Start of Entries supplied
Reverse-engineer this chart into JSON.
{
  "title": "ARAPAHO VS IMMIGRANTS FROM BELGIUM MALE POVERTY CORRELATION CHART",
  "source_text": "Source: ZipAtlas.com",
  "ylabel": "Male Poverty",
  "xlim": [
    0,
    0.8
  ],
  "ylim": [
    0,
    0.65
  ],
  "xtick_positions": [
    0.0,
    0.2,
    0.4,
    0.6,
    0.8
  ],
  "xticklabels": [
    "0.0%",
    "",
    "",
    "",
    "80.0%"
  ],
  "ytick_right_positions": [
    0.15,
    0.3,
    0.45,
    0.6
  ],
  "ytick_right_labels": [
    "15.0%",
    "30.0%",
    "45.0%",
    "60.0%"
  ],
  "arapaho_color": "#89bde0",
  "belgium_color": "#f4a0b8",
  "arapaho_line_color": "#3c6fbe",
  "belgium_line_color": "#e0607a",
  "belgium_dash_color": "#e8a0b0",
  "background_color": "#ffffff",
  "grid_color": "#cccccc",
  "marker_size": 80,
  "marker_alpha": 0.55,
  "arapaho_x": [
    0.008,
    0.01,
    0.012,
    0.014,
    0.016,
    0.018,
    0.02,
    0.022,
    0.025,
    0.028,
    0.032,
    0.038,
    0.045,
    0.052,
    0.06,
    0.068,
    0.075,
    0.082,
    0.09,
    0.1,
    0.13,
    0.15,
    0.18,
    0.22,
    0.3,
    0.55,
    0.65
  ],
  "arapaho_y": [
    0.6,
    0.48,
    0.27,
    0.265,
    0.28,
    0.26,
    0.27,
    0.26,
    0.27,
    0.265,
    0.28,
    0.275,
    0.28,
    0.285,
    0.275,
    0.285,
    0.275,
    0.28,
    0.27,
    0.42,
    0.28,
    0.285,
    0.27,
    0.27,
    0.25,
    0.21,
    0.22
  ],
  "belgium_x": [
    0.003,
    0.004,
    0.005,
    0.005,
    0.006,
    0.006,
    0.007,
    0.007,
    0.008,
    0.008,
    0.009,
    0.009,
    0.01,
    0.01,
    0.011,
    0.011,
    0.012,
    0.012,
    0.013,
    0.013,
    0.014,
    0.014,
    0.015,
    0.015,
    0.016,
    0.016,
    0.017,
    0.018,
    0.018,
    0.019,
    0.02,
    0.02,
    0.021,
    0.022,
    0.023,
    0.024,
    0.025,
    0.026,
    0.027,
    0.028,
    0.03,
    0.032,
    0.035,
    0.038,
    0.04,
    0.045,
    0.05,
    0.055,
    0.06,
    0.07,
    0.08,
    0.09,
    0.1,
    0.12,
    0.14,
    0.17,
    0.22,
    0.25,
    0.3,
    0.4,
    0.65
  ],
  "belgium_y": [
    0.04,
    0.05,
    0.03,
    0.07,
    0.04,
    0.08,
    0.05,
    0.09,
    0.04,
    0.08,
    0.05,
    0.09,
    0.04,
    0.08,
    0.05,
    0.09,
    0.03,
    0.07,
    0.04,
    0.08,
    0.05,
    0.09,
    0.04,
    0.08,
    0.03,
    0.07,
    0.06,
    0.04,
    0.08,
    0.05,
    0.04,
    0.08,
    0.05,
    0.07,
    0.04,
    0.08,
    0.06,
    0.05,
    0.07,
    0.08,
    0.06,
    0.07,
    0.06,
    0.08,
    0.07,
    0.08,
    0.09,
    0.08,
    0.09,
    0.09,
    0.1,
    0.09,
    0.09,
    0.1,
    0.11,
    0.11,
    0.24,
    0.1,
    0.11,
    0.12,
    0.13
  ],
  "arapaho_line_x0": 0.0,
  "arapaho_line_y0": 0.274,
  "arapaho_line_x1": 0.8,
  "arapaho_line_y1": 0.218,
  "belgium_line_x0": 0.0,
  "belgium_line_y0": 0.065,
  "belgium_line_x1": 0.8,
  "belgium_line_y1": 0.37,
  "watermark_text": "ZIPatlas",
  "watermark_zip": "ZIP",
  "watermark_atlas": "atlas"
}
End of Entries supplied
● **Work to complete**:
Transcribe all of the entries without altering anything.

● **Solved problem**:
Reverse-engineer this chart into JSON.
{
  "title": "ARAPAHO VS IMMIGRANTS FROM BELGIUM MALE POVERTY CORRELATION CHART",
  "source_text": "Source: ZipAtlas.com",
  "ylabel": "Male Poverty",
  "xlim": [
    0,
    0.8
  ],
  "ylim": [
    0,
    0.65
  ],
  "xtick_positions": [
    0.0,
    0.2,
    0.4,
    0.6,
    0.8
  ],
  "xticklabels": [
    "0.0%",
    "",
    "",
    "",
    "80.0%"
  ],
  "ytick_right_positions": [
    0.15,
    0.3,
    0.45,
    0.6
  ],
  "ytick_right_labels": [
    "15.0%",
    "30.0%",
    "45.0%",
    "60.0%"
  ],
  "arapaho_color": "#89bde0",
  "belgium_color": "#f4a0b8",
  "arapaho_line_color": "#3c6fbe",
  "belgium_line_color": "#e0607a",
  "belgium_dash_color": "#e8a0b0",
  "background_color": "#ffffff",
  "grid_color": "#cccccc",
  "marker_size": 80,
  "marker_alpha": 0.55,
  "arapaho_x": [
    0.008,
    0.01,
    0.012,
    0.014,
    0.016,
    0.018,
    0.02,
    0.022,
    0.025,
    0.028,
    0.032,
    0.038,
    0.045,
    0.052,
    0.06,
    0.068,
    0.075,
    0.082,
    0.09,
    0.1,
    0.13,
    0.15,
    0.18,
    0.22,
    0.3,
    0.55,
    0.65
  ],
  "arapaho_y": [
    0.6,
    0.48,
    0.27,
    0.265,
    0.28,
    0.26,
    0.27,
    0.26,
    0.27,
    0.265,
    0.28,
    0.275,
    0.28,
    0.285,
    0.275,
    0.285,
    0.275,
    0.28,
    0.27,
    0.42,
    0.28,
    0.285,
    0.27,
    0.27,
    0.25,
    0.21,
    0.22
  ],
  "belgium_x": [
    0.003,
    0.004,
    0.005,
    0.005,
    0.006,
    0.006,
    0.007,
    0.007,
    0.008,
    0.008,
    0.009,
    0.009,
    0.01,
    0.01,
    0.011,
    0.011,
    0.012,
    0.012,
    0.013,
    0.013,
    0.014,
    0.014,
    0.015,
    0.015,
    0.016,
    0.016,
    0.017,
    0.018,
    0.018,
    0.019,
    0.02,
    0.02,
    0.021,
    0.022,
    0.023,
    0.024,
    0.025,
    0.026,
    0.027,
    0.028,
    0.03,
    0.032,
    0.035,
    0.038,
    0.04,
    0.045,
    0.05,
    0.055,
    0.06,
    0.07,
    0.08,
    0.09,
    0.1,
    0.12,
    0.14,
    0.17,
    0.22,
    0.25,
    0.3,
    0.4,
    0.65
  ],
  "belgium_y": [
    0.04,
    0.05,
    0.03,
    0.07,
    0.04,
    0.08,
    0.05,
    0.09,
    0.04,
    0.08,
    0.05,
    0.09,
    0.04,
    0.08,
    0.05,
    0.09,
    0.03,
    0.07,
    0.04,
    0.08,
    0.05,
    0.09,
    0.04,
    0.08,
    0.03,
    0.07,
    0.06,
    0.04,
    0.08,
    0.05,
    0.04,
    0.08,
    0.05,
    0.07,
    0.04,
    0.08,
    0.06,
    0.05,
    0.07,
    0.08,
    0.06,
    0.07,
    0.06,
    0.08,
    0.07,
    0.08,
    0.09,
    0.08,
    0.09,
    0.09,
    0.1,
    0.09,
    0.09,
    0.1,
    0.11,
    0.11,
    0.24,
    0.1,
    0.11,
    0.12,
    0.13
  ],
  "arapaho_line_x0": 0.0,
  "arapaho_line_y0": 0.274,
  "arapaho_line_x1": 0.8,
  "arapaho_line_y1": 0.218,
  "belgium_line_x0": 0.0,
  "belgium_line_y0": 0.065,
  "belgium_line_x1": 0.8,
  "belgium_line_y1": 0.37,
  "watermark_text": "ZIPatlas",
  "watermark_zip": "ZIP",
  "watermark_atlas": "atlas"
}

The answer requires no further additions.